- [Exercise requirements] Scan each line of the records for the word "screenshot" and extract the ones that have it.

- [Provided information]

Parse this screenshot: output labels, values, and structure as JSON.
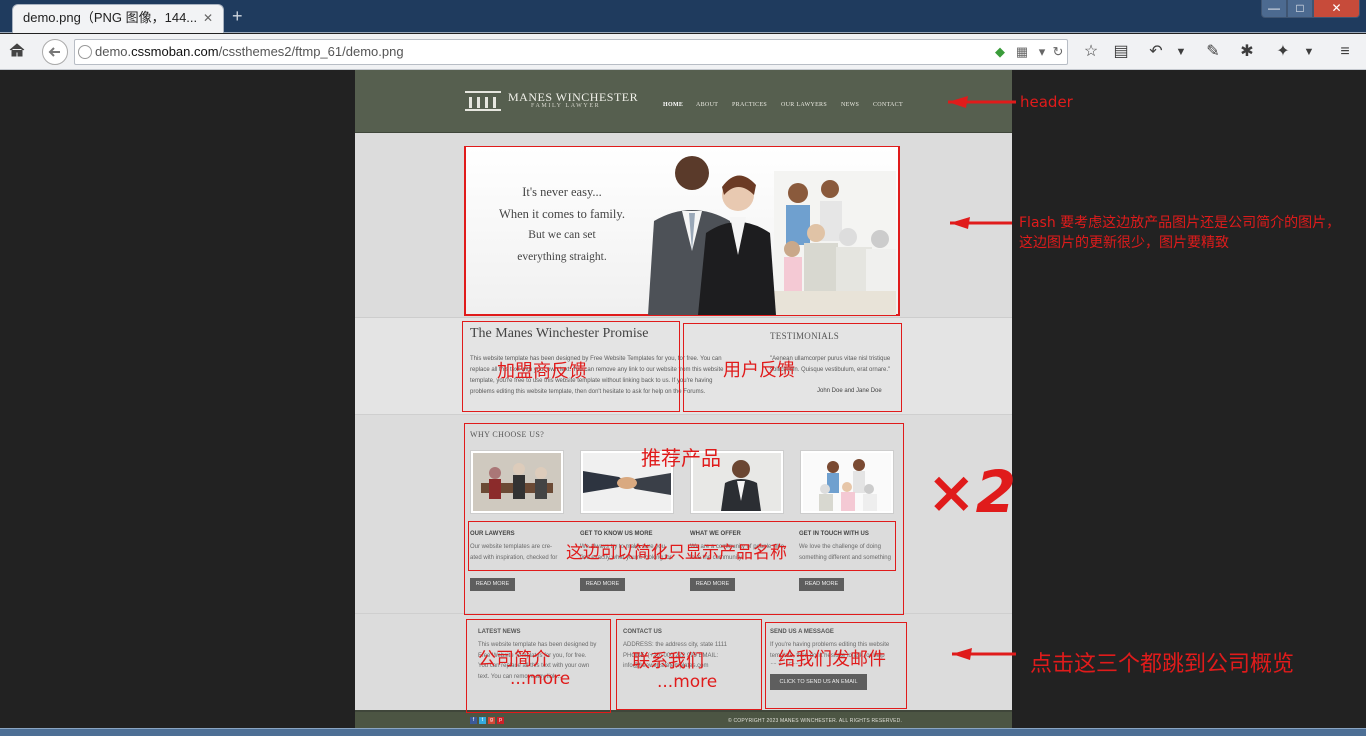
{
  "browser": {
    "tab_title": "demo.png（PNG 图像，144...",
    "tab_close": "✕",
    "new_tab": "+",
    "url_host": "demo.cssmoban.com",
    "url_prefix": "demo.",
    "url_path": "/cssthemes2/ftmp_61/demo.png",
    "win_min": "—",
    "win_max": "□",
    "win_close": "✕",
    "icons": [
      "home-icon",
      "back-icon",
      "bookmark-star-icon",
      "reading-list-icon",
      "undo-icon",
      "dropdown-icon",
      "tools-wrench-icon",
      "settings-gear-icon",
      "addon-icon",
      "dropdown-icon",
      "menu-hamburger-icon"
    ]
  },
  "site": {
    "logo_name": "MANES WINCHESTER",
    "logo_sub": "FAMILY LAWYER",
    "menu": [
      "HOME",
      "ABOUT",
      "PRACTICES",
      "OUR LAWYERS",
      "NEWS",
      "CONTACT"
    ],
    "hero": [
      "It's never easy...",
      "When it comes to family.",
      "But we can set",
      "everything straight."
    ],
    "promise_title": "The Manes Winchester Promise",
    "promise_text": "This website template has been designed by Free Website Templates for you, for free. You can replace all this text with your own text. You can remove any link to our website from this website template, you're free to use this website template without linking back to us. If you're having problems editing this website template, then don't hesitate to ask for help on the Forums.",
    "testi_title": "TESTIMONIALS",
    "testi_text": "\"Aenean ullamcorper purus vitae nisl tristique sollicitudin. Quisque vestibulum, erat ornare.\"",
    "testi_author": "John Doe and Jane Doe",
    "why_title": "WHY CHOOSE US?",
    "columns": [
      {
        "title": "OUR LAWYERS",
        "text": "Our website templates are cre- ated with inspiration, checked for quality, and originality."
      },
      {
        "title": "GET TO KNOW US MORE",
        "text": "We always try to make sure you find exactly what you're looking for."
      },
      {
        "title": "WHAT WE OFFER",
        "text": "We are a community of people who love the community."
      },
      {
        "title": "GET IN TOUCH WITH US",
        "text": "We love the challenge of doing something different and something special."
      }
    ],
    "read_more": "READ MORE",
    "latest_title": "LATEST NEWS",
    "latest_text": "This website template has been designed by Free Website Templates for you, for free. You can replace all this text with your own text. You can remove any link...",
    "contact_title": "CONTACT US",
    "contact_text": "ADDRESS: the address city, state 1111 PHONE: (+20) 000 222 999 EMAIL: info@freewebsitetemplates.com",
    "send_title": "SEND US A MESSAGE",
    "send_text": "If you're having problems editing this website template, then don't hesitate to ask for help on the Forums.",
    "send_button": "CLICK TO SEND US AN EMAIL",
    "copyright": "© COPYRIGHT 2023 MANES WINCHESTER. ALL RIGHTS RESERVED.",
    "social": [
      "f",
      "t",
      "g",
      "p"
    ]
  },
  "annotations": {
    "header": "header",
    "flash": "Flash 要考虑这边放产品图片还是公司简介的图片，这边图片的更新很少，图片要精致",
    "franchise": "加盟商反馈",
    "user_feedback": "用户反馈",
    "recommend": "推荐产品",
    "times_two": "×2",
    "simplify": "这边可以简化只显示产品名称",
    "company_intro": "公司简介",
    "contact_us": "联系我们",
    "email_us": "给我们发邮件",
    "more1": "...more",
    "more2": "...more",
    "click_all": "点击这三个都跳到公司概览"
  },
  "colors": {
    "annotation": "#e01b1b",
    "site_header": "#565f4f"
  }
}
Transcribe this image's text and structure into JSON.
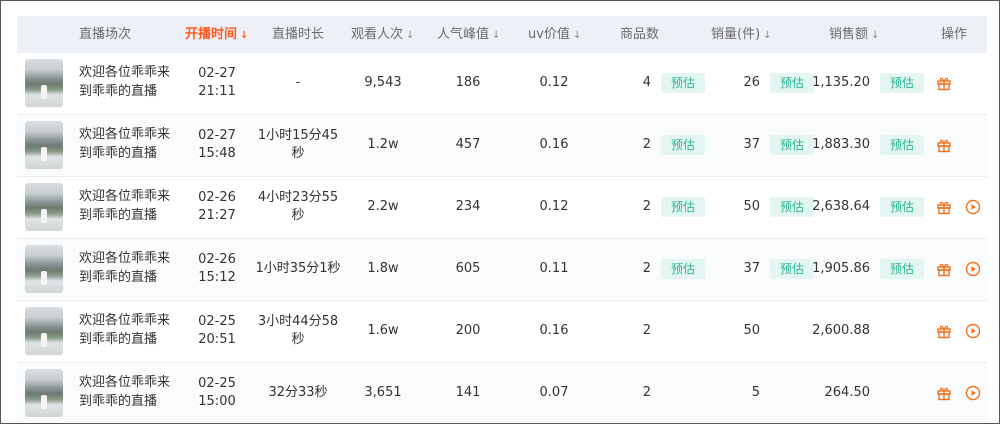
{
  "columns": {
    "session": "直播场次",
    "start_time": "开播时间",
    "duration": "直播时长",
    "views": "观看人次",
    "peak": "人气峰值",
    "uv": "uv价值",
    "products": "商品数",
    "sales_count": "销量(件)",
    "sales_amount": "销售额",
    "actions": "操作"
  },
  "sort_arrow": "↓",
  "estimate_label": "预估",
  "colors": {
    "accent_orange": "#ff5a1f",
    "badge_bg": "#e3f6f1",
    "badge_text": "#2bb594",
    "header_bg": "#edf1f7"
  },
  "icons": {
    "detail": "gift-icon",
    "replay": "play-circle-icon"
  },
  "rows": [
    {
      "title": "欢迎各位乖乖来到乖乖的直播",
      "date": "02-27",
      "time": "21:11",
      "duration": "-",
      "views": "9,543",
      "peak": "186",
      "uv": "0.12",
      "products": "4",
      "products_est": true,
      "sales_count": "26",
      "sales_count_est": true,
      "sales_amount": "1,135.20",
      "sales_amount_est": true,
      "has_replay": false
    },
    {
      "title": "欢迎各位乖乖来到乖乖的直播",
      "date": "02-27",
      "time": "15:48",
      "duration": "1小时15分45秒",
      "views": "1.2w",
      "peak": "457",
      "uv": "0.16",
      "products": "2",
      "products_est": true,
      "sales_count": "37",
      "sales_count_est": true,
      "sales_amount": "1,883.30",
      "sales_amount_est": true,
      "has_replay": false
    },
    {
      "title": "欢迎各位乖乖来到乖乖的直播",
      "date": "02-26",
      "time": "21:27",
      "duration": "4小时23分55秒",
      "views": "2.2w",
      "peak": "234",
      "uv": "0.12",
      "products": "2",
      "products_est": true,
      "sales_count": "50",
      "sales_count_est": true,
      "sales_amount": "2,638.64",
      "sales_amount_est": true,
      "has_replay": true
    },
    {
      "title": "欢迎各位乖乖来到乖乖的直播",
      "date": "02-26",
      "time": "15:12",
      "duration": "1小时35分1秒",
      "views": "1.8w",
      "peak": "605",
      "uv": "0.11",
      "products": "2",
      "products_est": true,
      "sales_count": "37",
      "sales_count_est": true,
      "sales_amount": "1,905.86",
      "sales_amount_est": true,
      "has_replay": true
    },
    {
      "title": "欢迎各位乖乖来到乖乖的直播",
      "date": "02-25",
      "time": "20:51",
      "duration": "3小时44分58秒",
      "views": "1.6w",
      "peak": "200",
      "uv": "0.16",
      "products": "2",
      "products_est": false,
      "sales_count": "50",
      "sales_count_est": false,
      "sales_amount": "2,600.88",
      "sales_amount_est": false,
      "has_replay": true
    },
    {
      "title": "欢迎各位乖乖来到乖乖的直播",
      "date": "02-25",
      "time": "15:00",
      "duration": "32分33秒",
      "views": "3,651",
      "peak": "141",
      "uv": "0.07",
      "products": "2",
      "products_est": false,
      "sales_count": "5",
      "sales_count_est": false,
      "sales_amount": "264.50",
      "sales_amount_est": false,
      "has_replay": true
    }
  ]
}
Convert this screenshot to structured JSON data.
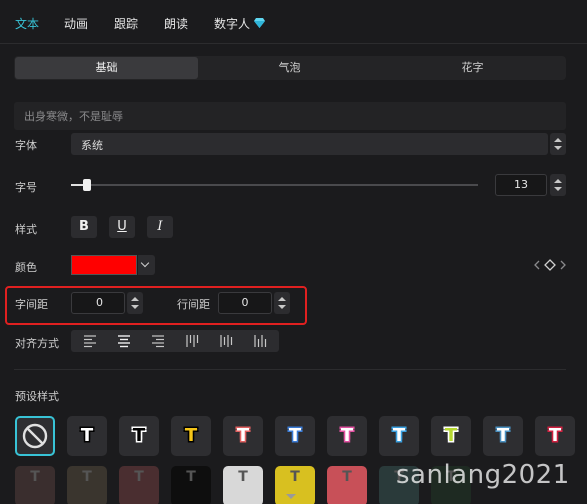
{
  "tabs": [
    "文本",
    "动画",
    "跟踪",
    "朗读",
    "数字人"
  ],
  "active_tab": "文本",
  "subtabs": [
    "基础",
    "气泡",
    "花字"
  ],
  "text_input": {
    "value": "出身寒微，不是耻辱"
  },
  "font": {
    "label": "字体",
    "value": "系统"
  },
  "font_size": {
    "label": "字号",
    "value": "13"
  },
  "style": {
    "label": "样式",
    "bold": "B",
    "underline": "U",
    "italic": "I"
  },
  "color": {
    "label": "颜色",
    "value": "#ff0000"
  },
  "spacing": {
    "char_label": "字间距",
    "char_value": "0",
    "line_label": "行间距",
    "line_value": "0"
  },
  "align": {
    "label": "对齐方式"
  },
  "presets": {
    "title": "预设样式",
    "glyph": "T",
    "row1": [
      {
        "fill": "#ffffff",
        "stroke": "#000000",
        "bg": "#2e2e31"
      },
      {
        "fill": "#000000",
        "stroke": "#ffffff",
        "bg": "#2e2e31"
      },
      {
        "fill": "#f5c518",
        "stroke": "#000000",
        "bg": "#2e2e31"
      },
      {
        "fill": "#ffffff",
        "stroke": "#e06060",
        "bg": "#2e2e31"
      },
      {
        "fill": "#ffffff",
        "stroke": "#3a7bd5",
        "bg": "#2e2e31"
      },
      {
        "fill": "#ffffff",
        "stroke": "#e050a0",
        "bg": "#2e2e31"
      },
      {
        "fill": "#ffffff",
        "stroke": "#3aa0e0",
        "bg": "#2e2e31"
      },
      {
        "fill": "#b6d830",
        "stroke": "#ffffff",
        "bg": "#2e2e31"
      },
      {
        "fill": "#ffffff",
        "stroke": "#4a90c0",
        "bg": "#2e2e31"
      },
      {
        "fill": "#ffffff",
        "stroke": "#d02040",
        "bg": "#2e2e31"
      }
    ],
    "row2": [
      {
        "bg": "#3a2e2e"
      },
      {
        "bg": "#3a352e"
      },
      {
        "bg": "#4a2e30"
      },
      {
        "bg": "#0e0e0e"
      },
      {
        "bg": "#d8d8d8"
      },
      {
        "bg": "#d8c020"
      },
      {
        "bg": "#c85058"
      },
      {
        "bg": "#2a3a3a"
      },
      {
        "bg": "#1e2a22"
      }
    ]
  },
  "watermark": "sanlang2021"
}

- [Expected output]
Parse this screenshot: output labels, values, and structure as JSON.
Convert this screenshot to structured JSON data.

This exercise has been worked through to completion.